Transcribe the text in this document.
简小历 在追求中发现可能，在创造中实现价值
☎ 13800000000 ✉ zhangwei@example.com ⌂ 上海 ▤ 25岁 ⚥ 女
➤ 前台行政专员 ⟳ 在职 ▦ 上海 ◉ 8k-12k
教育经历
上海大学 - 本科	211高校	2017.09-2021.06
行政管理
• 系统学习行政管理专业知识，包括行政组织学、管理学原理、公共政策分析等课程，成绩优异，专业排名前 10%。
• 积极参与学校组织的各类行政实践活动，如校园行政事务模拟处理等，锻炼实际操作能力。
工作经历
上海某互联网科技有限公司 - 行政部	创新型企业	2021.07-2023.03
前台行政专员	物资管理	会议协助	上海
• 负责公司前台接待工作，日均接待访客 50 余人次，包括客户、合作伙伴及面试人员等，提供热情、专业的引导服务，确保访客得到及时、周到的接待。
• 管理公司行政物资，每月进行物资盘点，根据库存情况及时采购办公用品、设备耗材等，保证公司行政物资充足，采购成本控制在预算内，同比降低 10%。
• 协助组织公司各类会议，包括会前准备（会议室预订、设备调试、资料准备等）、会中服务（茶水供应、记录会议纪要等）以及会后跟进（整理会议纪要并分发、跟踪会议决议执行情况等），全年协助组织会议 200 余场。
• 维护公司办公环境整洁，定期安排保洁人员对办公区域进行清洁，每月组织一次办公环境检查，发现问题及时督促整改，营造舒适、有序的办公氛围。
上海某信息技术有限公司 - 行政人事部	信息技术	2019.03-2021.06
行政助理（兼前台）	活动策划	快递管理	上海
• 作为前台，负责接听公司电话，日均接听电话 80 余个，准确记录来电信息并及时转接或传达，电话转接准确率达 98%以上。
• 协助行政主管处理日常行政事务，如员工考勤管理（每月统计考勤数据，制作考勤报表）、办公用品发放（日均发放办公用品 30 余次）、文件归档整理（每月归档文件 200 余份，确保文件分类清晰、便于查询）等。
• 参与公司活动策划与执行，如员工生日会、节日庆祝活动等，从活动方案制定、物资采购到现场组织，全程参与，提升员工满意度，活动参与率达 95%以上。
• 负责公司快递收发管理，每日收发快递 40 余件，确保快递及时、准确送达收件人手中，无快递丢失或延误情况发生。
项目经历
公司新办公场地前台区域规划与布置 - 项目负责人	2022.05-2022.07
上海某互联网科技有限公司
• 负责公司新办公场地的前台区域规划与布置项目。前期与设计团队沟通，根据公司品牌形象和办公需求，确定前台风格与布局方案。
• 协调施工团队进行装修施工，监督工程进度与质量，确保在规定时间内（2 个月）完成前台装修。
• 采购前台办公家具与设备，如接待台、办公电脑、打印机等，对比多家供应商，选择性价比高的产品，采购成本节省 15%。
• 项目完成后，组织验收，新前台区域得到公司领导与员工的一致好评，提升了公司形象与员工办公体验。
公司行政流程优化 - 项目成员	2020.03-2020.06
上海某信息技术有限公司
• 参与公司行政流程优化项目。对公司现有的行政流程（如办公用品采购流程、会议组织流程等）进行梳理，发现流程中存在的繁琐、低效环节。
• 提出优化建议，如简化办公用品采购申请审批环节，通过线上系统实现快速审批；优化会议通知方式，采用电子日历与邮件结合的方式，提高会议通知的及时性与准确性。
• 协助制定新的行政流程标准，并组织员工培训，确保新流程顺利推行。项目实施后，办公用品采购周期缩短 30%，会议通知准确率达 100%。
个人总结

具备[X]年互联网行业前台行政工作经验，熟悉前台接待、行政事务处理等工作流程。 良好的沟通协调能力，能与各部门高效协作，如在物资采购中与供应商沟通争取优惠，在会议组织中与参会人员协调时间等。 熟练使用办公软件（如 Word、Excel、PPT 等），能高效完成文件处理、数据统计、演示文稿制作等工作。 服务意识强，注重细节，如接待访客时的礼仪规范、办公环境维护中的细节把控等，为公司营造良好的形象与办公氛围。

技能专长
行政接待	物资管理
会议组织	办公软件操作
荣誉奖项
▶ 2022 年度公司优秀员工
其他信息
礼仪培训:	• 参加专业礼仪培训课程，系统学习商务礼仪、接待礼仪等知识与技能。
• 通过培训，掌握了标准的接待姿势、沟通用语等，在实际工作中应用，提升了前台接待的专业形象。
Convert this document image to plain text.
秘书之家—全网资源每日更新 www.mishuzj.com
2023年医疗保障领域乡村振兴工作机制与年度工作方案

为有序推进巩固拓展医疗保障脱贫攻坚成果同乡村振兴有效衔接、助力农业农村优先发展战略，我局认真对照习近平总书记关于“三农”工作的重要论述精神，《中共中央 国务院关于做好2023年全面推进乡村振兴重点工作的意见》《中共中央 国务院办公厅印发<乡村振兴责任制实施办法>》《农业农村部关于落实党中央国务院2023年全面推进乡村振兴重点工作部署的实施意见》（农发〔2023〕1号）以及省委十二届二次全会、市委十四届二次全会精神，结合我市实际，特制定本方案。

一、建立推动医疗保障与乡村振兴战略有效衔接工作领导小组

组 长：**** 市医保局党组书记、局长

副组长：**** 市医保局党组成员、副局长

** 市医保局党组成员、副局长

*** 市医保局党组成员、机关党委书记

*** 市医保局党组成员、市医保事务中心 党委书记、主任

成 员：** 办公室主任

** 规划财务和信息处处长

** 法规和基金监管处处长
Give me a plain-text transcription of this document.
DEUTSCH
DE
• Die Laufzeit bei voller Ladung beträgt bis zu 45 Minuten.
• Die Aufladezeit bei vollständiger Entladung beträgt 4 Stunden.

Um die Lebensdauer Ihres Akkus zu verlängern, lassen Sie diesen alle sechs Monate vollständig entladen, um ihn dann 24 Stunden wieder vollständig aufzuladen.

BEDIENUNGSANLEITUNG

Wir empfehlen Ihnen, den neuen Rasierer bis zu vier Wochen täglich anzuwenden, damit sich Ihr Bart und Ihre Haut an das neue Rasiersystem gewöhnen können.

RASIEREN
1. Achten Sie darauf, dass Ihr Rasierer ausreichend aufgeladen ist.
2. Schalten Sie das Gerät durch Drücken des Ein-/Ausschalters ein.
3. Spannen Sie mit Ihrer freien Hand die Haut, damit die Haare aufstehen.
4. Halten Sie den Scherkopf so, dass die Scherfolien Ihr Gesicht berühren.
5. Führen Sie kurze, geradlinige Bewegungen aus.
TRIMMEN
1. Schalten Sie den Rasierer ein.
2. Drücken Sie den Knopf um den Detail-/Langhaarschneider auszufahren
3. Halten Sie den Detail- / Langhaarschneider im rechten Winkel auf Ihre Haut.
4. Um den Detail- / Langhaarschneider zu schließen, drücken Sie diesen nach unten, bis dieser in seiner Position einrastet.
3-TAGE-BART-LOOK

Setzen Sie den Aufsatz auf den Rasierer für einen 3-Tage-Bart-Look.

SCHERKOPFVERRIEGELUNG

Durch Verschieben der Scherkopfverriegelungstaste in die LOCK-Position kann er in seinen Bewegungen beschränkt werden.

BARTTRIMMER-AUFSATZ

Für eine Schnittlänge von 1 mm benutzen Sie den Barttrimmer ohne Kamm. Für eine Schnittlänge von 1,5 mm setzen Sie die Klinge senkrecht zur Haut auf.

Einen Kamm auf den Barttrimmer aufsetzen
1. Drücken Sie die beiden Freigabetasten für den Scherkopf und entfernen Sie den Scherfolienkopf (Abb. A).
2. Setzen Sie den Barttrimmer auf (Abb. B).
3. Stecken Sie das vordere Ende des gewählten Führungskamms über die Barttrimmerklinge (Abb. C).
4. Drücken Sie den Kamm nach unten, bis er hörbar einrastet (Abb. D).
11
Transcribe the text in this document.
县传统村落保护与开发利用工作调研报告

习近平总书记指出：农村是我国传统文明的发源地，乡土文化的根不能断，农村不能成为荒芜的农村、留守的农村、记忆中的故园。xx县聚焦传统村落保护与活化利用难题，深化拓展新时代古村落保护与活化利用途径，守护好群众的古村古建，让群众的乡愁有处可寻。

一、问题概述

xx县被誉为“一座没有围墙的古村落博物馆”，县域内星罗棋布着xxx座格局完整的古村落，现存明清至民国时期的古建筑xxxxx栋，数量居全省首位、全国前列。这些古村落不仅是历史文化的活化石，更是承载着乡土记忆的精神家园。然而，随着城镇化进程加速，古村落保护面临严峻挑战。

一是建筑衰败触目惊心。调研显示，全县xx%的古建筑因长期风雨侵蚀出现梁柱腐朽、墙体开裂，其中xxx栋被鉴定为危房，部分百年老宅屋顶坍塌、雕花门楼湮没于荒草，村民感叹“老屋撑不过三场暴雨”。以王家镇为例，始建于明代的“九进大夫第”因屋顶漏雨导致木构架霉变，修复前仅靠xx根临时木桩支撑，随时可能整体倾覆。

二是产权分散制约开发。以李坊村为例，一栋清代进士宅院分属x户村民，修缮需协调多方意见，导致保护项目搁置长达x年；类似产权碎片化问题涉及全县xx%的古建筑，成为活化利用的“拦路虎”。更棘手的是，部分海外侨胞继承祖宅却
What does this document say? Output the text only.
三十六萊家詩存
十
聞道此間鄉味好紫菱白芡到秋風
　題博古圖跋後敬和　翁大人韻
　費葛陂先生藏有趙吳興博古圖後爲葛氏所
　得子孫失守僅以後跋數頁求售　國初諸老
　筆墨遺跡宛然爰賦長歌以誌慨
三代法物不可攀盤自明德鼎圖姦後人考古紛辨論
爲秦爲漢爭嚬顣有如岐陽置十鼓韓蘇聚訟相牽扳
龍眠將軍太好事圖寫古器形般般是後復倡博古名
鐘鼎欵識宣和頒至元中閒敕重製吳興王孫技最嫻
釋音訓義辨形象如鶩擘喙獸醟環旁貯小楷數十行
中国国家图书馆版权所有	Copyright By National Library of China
#####
Copy out the lines starting at the one containing "What does this" and ending with the last line of the entries. Include nothing else.

What does this document say? Output the text only.
三十六萊家詩存
十
聞道此間鄉味好紫菱白芡到秋風
　題博古圖跋後敬和　翁大人韻
　費葛陂先生藏有趙吳興博古圖後爲葛氏所
　得子孫失守僅以後跋數頁求售　國初諸老
　筆墨遺跡宛然爰賦長歌以誌慨
三代法物不可攀盤自明德鼎圖姦後人考古紛辨論
爲秦爲漢爭嚬顣有如岐陽置十鼓韓蘇聚訟相牽扳
龍眠將軍太好事圖寫古器形般般是後復倡博古名
鐘鼎欵識宣和頒至元中閒敕重製吳興王孫技最嫻
釋音訓義辨形象如鶩擘喙獸醟環旁貯小楷數十行
中国国家图书馆版权所有	Copyright By National Library of China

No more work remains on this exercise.